- _WHAT THIS EXERCISE ASKS_:
(1) In the text on thalassemia, which drug names are given for RAP-011 and RAP-536?
(2) Write the next part of the text on thalassemia, starting after its last sentence.
Start of SUPPLIED TEXT
Haemoglobinopathies are the commonest single gene disorders in the world, which result in anaemia due to premature destruction of red cells. Defective globin chain renders the cells vulnerable to oxidative damage. Such anaemic state can only be corrected by regular transfusion of blood. The only way to reduce the transfusional load, is through salvaging such defective red cells from free radical induced oxidative damage. In this research we will find the inducer which will shield the dyserythropoiesis and increase red cell survival, hence bring down the transfusional load of individuals suffering from thalassaemias and haemoglobinopathies.

Background:

Thalassemia syndromes, constitute the most common inherited single gene disorder, worldwide. It is due to autosomal mutations in the gene encoding Beta-globin or Alfa globin, which induce an absence or low-level synthesis of that protein in erythropoietic cells [3]. The consequence of these mutations is an imbalance of Alfa / Beta-globin chain synthesis, mostly evident in the homozygous forms, leading to the accumulation of free Alfa-globin or non-Alfa chains forming highly toxic aggregates [4]. Thalassemic patients suffer from anemia resulting from shortened red blood cell (RBC) survival, due to hemolysis, and erythroid precursors premature death in bone marrow (ineffective erythropoiesis), as a result of the toxic aggregates, destabilization of the Red Cell Membrane, by inducting free radicals.

So, the basic pathology of thalassaemia, leading to haemolysis, is accumulation of unpaired chain aggregates, Alfa chains in case of Beta Thalassaemias. It was never believed by clinicians that the ineffective erythropoiesis and dys-erythropoiesis, which lead to erythroptosis of late stage red cell precursors, hence anaemia could be controlled by any means other than post erythron ablation – stem cell transplantation or gene therapy. Luspaercept or Sotatercept, opened a new era of therapy for thalassaemias and haemoglobinopathies. It was identified that the breakdown of the defective red cells occurs through the transforming growth factor ?, which regulate the positive Smad2/3 signalling on growth differentiation factor 11 (GDF-11), this induces apoptosis of the late erythroid progenitors. RAP-011(Sotatercept) and RAP-536 (Luspatercept) are proteins, which include a extracellular part of ActRIIB linked to the Fc portion of IgG1, which makes it as decoy receptor for GDF-11, thus blocking ActRIIB, blocking the conversion R-SMAD to R-SMAD P to SMAD 4, thereby reducing the apoptosis of the apoptosis of the immature erythroblasts. The erythroptosis, which has been controlled, leads to less ineffective erythropoiesis, increasing the Red Cell life span and rendering less transfusion dependence to the transfusion dependent thalassaemics [1, 2, ].
End of SUPPLIED TEXT
Start of DATASET CONTENT
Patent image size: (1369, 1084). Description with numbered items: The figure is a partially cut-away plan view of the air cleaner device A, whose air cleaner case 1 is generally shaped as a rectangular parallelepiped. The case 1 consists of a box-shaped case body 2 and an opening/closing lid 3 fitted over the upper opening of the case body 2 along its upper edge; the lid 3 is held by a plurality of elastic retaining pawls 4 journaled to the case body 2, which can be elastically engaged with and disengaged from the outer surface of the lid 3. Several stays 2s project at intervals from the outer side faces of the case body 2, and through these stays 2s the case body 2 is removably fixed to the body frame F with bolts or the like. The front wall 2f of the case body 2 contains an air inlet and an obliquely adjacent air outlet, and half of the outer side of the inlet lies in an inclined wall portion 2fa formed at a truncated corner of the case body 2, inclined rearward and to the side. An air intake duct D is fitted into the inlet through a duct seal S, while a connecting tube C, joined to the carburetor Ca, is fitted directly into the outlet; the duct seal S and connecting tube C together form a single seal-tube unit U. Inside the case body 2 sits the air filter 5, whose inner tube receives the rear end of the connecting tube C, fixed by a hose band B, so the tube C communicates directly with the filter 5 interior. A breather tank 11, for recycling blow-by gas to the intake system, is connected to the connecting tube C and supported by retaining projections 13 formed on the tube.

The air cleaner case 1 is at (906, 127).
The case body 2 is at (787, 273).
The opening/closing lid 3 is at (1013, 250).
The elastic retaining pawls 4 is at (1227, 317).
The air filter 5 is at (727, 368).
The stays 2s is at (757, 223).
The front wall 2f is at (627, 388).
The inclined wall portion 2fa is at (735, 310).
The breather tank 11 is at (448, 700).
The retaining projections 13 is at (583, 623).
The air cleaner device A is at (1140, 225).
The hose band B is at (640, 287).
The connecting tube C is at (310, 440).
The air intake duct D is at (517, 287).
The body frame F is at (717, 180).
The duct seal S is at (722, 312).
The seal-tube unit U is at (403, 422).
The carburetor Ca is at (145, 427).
End of DATASET CONTENT
- _RESULTS OF THE EXERCISE_:
(1) RAP-011 is Sotatercept, and RAP-536 is Luspatercept.

(2)
These medicines are undergoing clinical trials, but are very expensive and requires parenteral route of administration. These compounds also are unable to control the explosive erythropoiesis in the early and intermediate phase of maturation of the erythrocytes, thus being unable to control the extramedullary haematopoiesis, one of the very debilitating complications of such types of haemolytic anaemias.

Depending on this background, we began searching for another pathway, which is equally affects the apoptosis of the immature red cells in the late stage of differentiation and maturation.

Review of literature:

Normal adult haemoglobin is assembled with a pair of Alfa and Beta (Non-Alfa) Globin, whose synthesis is very tightly controlled. Rate of synthesis of alfa chain is slightly higher than beta chains. Alfa chains have been synthesized in excess of Non-alfa chains from 1.0 to 2.0 till about reticulocyte stage, with an average of 0.65 [3]. Under physiological conditions, this excess Alfa chain is stabilized by Alfa Haemoglobin Stabilizing Protein (AHSP), which forms a stable hemichrome, out of oxidized Alfa haemoglobin, playing a vital role in prevention of premature red cell destruction in the maturation stage [4]. So, in normal erythropoiesis, not only there exists excess alfa chains, there also exists a mechanism of neutralising the oxidative damage and cellular destruction potential.

Red cells, in its life cycle passes through two distinct phases – maturation and release into circulation. Complete haemoglobinization of the red cells comes after sacrificing the nucleus and important organelles. This is made possible through controlled apoptosis, in such a way that a mature Red cell is considered to be a post apoptotic creature, presumably by transient mitochondria triggered caspase activation, in the maturation cum haemoglobinization phase. In the senescent phase, calcium influx occurs, triggered by the Ca++ exposure, ?-calpain is cleaved into its active fragments, which in-turn degrades the spectrin, this being a mitochondria independent phase [5]. None of these two mechanisms seems to be entirely responsible for the excess chain aggregation and precipitation induced red cell destruction.
It has been observed that the bone marrow of patients suffering from beta Thalassaemia, contain about 5 to 6 times more erythroid precursors, that compared to healthy normal [6]. There is corresponding increase in early and intermediate normoblasts and decrease in late normoblasts [6, 7, 8, 9] and electron dense alfa-globin inclusions have been detected, in the early stage intermediate normoblasts, which becomes more as maturation proceeds [10].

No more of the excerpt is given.